Down with the capitalist exploiters. These ‘people’ do no work and expect to
receive recompense for laziness. To paraphrase Lincoln, who in his second
inaugural commented in much this way on slavery—‘the taskmaster wringing his
bread from the sweat of another’s brow and the unrequited toil of millions of
laborers.’ This system is contradictory to our ideals. The system must be
abolished and the worker emancipated.
The results showed the
NAM researchers the urgency of their mission. The honor students who flunked
their economics quiz were some of the city’s most elite students, and yet, the
NAM report concluded, they showed an exceptionally “high degree of economic
illiteracy.” Teaching the youth of America to love the “free enterprise system”
again would be a generational task.
Looking back from the
vantage point of neoliberal America circa 2019, it is striking (and a little
cheering) to see the anguish of the defenders of private property at
mid-century. In her 2009 book Invisible Hands, Kim Phillips-Fein showed how
deeply the fall of the “employer’s paradise” of the 1920s shook the ruling
class from the 1930s onward, as workers struck and organized and the public
mood turned against industry. By the 1950s, right-wing writers complained that
socialists still set the terms of debate and commanded the language of the
economy: “55% hold to the Marxist theory ‘from each according to his ability,
to each according to his needs,’” according to the NAM’s report on American
teenagers during the Eisenhower era. Their schoolbooks uniformly “make the
employer look like a piker,” lamented the head of the group’s education
department. “We have not learned to speak our own economic language as well as
the other fellow has learned his specious patter,” wrote Wilbur Brons in the
Chicago Journal of Commerce in 1944. Things were so bad in 1950 that Pierre S.
######
> **Written task A**: Return every line of the data items without any change, and leave the picture out of your answer.

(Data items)
######
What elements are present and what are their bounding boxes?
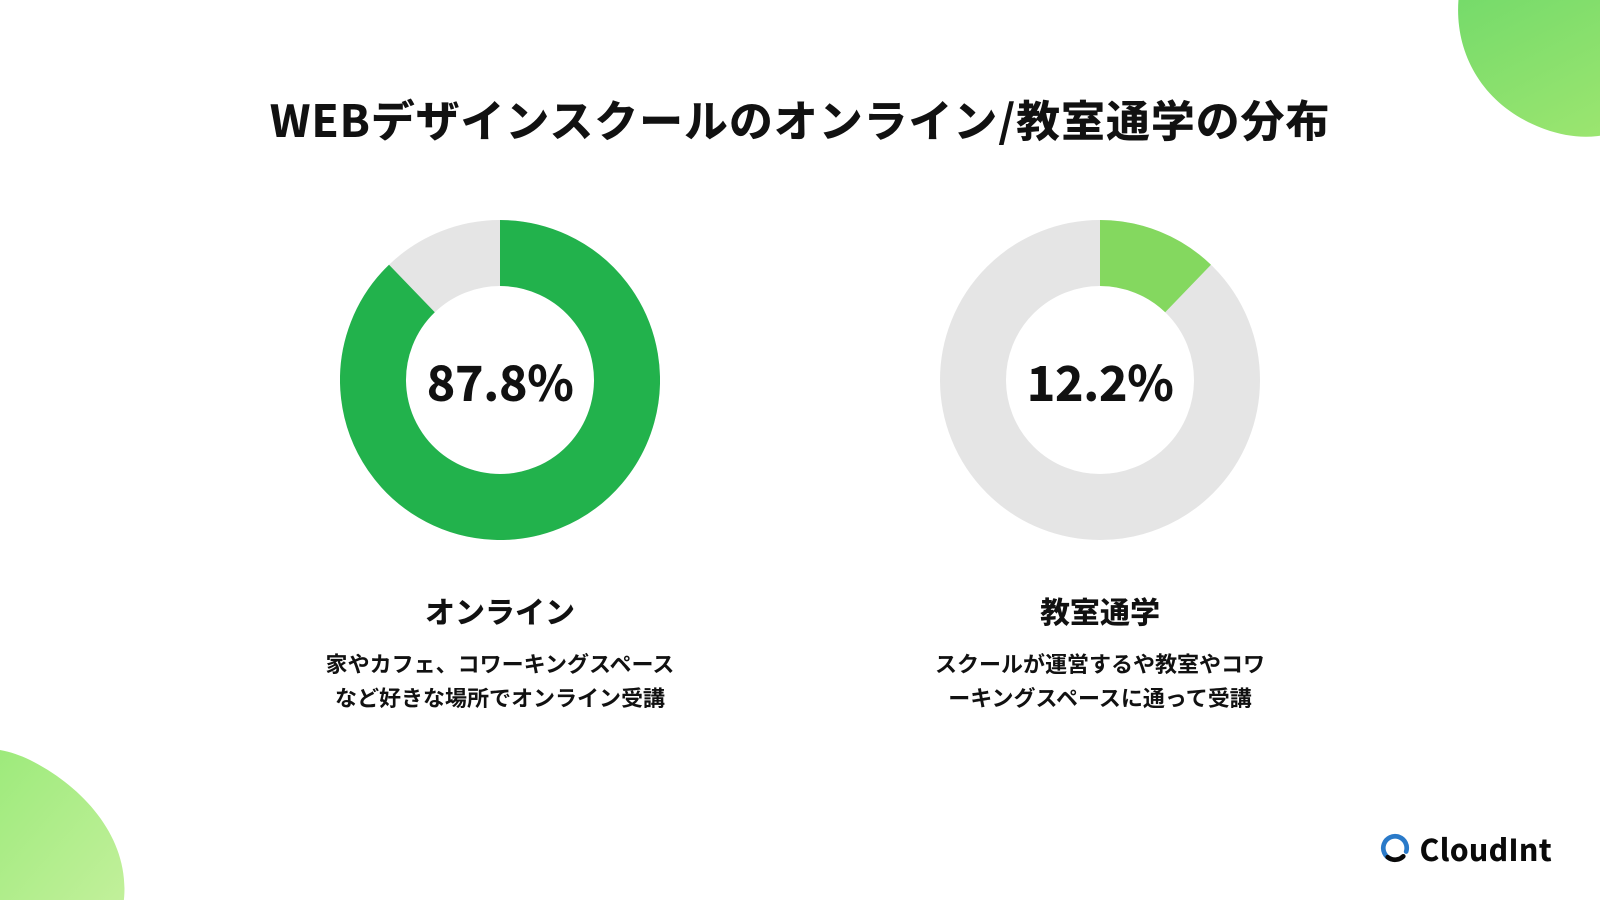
brand-name: CloudInt	[1420, 826, 1552, 870]
brand-logo: CloudInt	[1380, 826, 1552, 870]
donut-classroom: 12.2% 教室通学スクールが運営するや教室やコワ ーキングスペースに通って受講	[900, 220, 1300, 714]
donut-center-value: 12.2%	[940, 220, 1260, 540]
donut-label: 教室通学	[1040, 588, 1160, 632]
donut-chart: 87.8%	[340, 220, 660, 540]
donut-chart: 12.2%	[940, 220, 1260, 540]
page-title: WEBデザインスクールのオンライン/教室通学の分布	[0, 86, 1600, 150]
donut-description: スクールが運営するや教室やコワ ーキングスペースに通って受講	[935, 646, 1265, 714]
charts-row: 87.8% オンライン家やカフェ、コワーキングスペース など好きな場所でオンライン…	[0, 220, 1600, 714]
donut-online: 87.8% オンライン家やカフェ、コワーキングスペース など好きな場所でオンライン…	[300, 220, 700, 714]
donut-label: オンライン	[425, 588, 575, 632]
brand-ring-icon	[1380, 833, 1410, 863]
donut-description: 家やカフェ、コワーキングスペース など好きな場所でオンライン受講	[326, 646, 675, 714]
donut-center-value: 87.8%	[340, 220, 660, 540]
######
> **Written task B**: According to the provided passage, who wrote in the Chicago Journal of Commerce in 1944?

> **Exercise response A**:
What elements are present and what are their bounding boxes?
brand-name: CloudInt	[1420, 826, 1552, 870]
brand-logo: CloudInt	[1380, 826, 1552, 870]
donut-classroom: 12.2% 教室通学スクールが運営するや教室やコワ ーキングスペースに通って受講	[900, 220, 1300, 714]
donut-center-value: 12.2%	[940, 220, 1260, 540]
donut-label: 教室通学	[1040, 588, 1160, 632]
donut-chart: 87.8%	[340, 220, 660, 540]
donut-chart: 12.2%	[940, 220, 1260, 540]
page-title: WEBデザインスクールのオンライン/教室通学の分布	[0, 86, 1600, 150]
donut-description: スクールが運営するや教室やコワ ーキングスペースに通って受講	[935, 646, 1265, 714]
charts-row: 87.8% オンライン家やカフェ、コワーキングスペース など好きな場所でオンライン…	[0, 220, 1600, 714]
donut-online: 87.8% オンライン家やカフェ、コワーキングスペース など好きな場所でオンライン…	[300, 220, 700, 714]
donut-label: オンライン	[425, 588, 575, 632]
brand-ring-icon	[1380, 833, 1410, 863]
donut-description: 家やカフェ、コワーキングスペース など好きな場所でオンライン受講	[326, 646, 675, 714]
donut-center-value: 87.8%	[340, 220, 660, 540]

> **Exercise response B**: Wilbur Brons.